SHORT PROBLEM 1: Print the rows word for word, starting with the first line of the rows and going on through the line containing "html-text:MXene-Al-II: MXene-Al-II: [222, 9, 271, 19]", with both of those lines included.

Clifford K. Olatunji v. John Ashcroft, Attorney General of the United States

BALDOCK, Senior Circuit Judge,

dissenting.

Because this Court’s opinion runs afoul of Supreme Court and Fourth Circuit precedent, and is equally puzzling as it is unpersuasive, I dissent. In light of the Court’s erroneous opinion, the Government will presumably seek rehearing en banc on the issue of whether IIRIRA is impermis-sibly retroactive as applied to Petitioner. Because I cannot participate in such proceedings, I fully set forth the reasons why, at this point, reliance remains a relevant factor in a retroactivity analysis.

The Court inappropriately propagates a substantive change in the law of retroactivity. In its effort to find IIRIRA imper-missibly retroactive in this ease, the Court broadly holds “reliance (whether subjective or objective) is not a requirement of impermissible retroactivity.” Op. at 388. In so holding, the Court chides the Government and the dissent for even suggesting reliance is a factor in the retroactivity analysis. The Court’s broad and complete dismissal of reliance, however, is unsupportable. The Court’s holding might be defensible if we were writing on a clean slate, but we are not. The Court ignores Supreme Court and Fourth Circuit precedent, and, in dismissing such a large body of law as “confusing,” the Court turns its back on the substantial implications of its opinion. I will address each proposition in turn.

DATA IN THIS EXERCISE:
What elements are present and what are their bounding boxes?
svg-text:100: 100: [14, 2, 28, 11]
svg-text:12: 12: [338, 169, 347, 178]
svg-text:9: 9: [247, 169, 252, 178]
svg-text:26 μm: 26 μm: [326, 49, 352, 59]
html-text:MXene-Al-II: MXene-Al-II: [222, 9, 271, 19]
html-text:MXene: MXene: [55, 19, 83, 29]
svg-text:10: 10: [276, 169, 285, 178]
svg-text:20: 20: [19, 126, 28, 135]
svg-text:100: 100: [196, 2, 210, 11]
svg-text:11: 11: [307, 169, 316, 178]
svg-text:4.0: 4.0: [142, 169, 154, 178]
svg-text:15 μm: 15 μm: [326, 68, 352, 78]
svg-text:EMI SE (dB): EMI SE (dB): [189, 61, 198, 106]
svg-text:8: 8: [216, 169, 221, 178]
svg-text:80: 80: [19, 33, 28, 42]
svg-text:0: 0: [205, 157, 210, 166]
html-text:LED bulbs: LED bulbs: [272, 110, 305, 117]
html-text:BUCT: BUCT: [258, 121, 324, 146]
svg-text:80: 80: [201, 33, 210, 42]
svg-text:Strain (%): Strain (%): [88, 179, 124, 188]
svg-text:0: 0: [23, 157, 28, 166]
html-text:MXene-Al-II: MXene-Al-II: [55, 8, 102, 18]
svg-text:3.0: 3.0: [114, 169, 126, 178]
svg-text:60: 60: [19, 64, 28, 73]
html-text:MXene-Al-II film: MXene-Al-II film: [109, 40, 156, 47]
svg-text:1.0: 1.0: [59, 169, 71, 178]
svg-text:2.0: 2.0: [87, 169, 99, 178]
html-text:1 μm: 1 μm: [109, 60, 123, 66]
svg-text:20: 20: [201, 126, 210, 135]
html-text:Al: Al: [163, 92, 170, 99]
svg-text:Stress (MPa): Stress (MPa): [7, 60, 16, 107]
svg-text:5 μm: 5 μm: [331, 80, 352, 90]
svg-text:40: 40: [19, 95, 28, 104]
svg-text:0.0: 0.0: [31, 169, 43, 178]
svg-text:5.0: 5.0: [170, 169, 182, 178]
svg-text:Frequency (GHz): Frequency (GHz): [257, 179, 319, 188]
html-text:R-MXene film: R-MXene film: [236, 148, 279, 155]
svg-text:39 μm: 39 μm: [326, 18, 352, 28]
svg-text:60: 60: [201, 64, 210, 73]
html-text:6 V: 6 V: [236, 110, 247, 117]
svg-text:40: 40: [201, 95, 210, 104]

SHORT PROBLEM 2: Go on with the dissenting opinion on retroactivity from the point where it stops.

FINAL RESULT 1:
What elements are present and what are their bounding boxes?
svg-text:100: 100: [14, 2, 28, 11]
svg-text:12: 12: [338, 169, 347, 178]
svg-text:9: 9: [247, 169, 252, 178]
svg-text:26 μm: 26 μm: [326, 49, 352, 59]
html-text:MXene-Al-II: MXene-Al-II: [222, 9, 271, 19]

FINAL RESULT 2:
A.

The Court’s opinion ignores Supreme Court precedent. Reliance undeniably plays a “central role” in the Supreme Court’s retroactivity analysis. Just this term, the Supreme Court explained the “aim of the presumption [against retroac-tivity] is to avoid unnecessary post hoc changes to legal rules on which parties relied in shaping their primary conduct.” Republic of Austria v. Altmann, — U.S. -, 124 S.Ct. 2240, 2252, 159 L.Ed.2d 1 (2004) (emphasis added). Further, the Supreme Court has repeatedly counseled that the judgment of whether a particular statute acts retroactively should be informed by “familiar considerations of fair notice, reasonable reliance, and settled expectations.” Landgraf v. USI Film Products, 511 U.S. 244, 270, 114 S.Ct. 1483, 128 L.Ed.2d 229 (1994) (emphasis added).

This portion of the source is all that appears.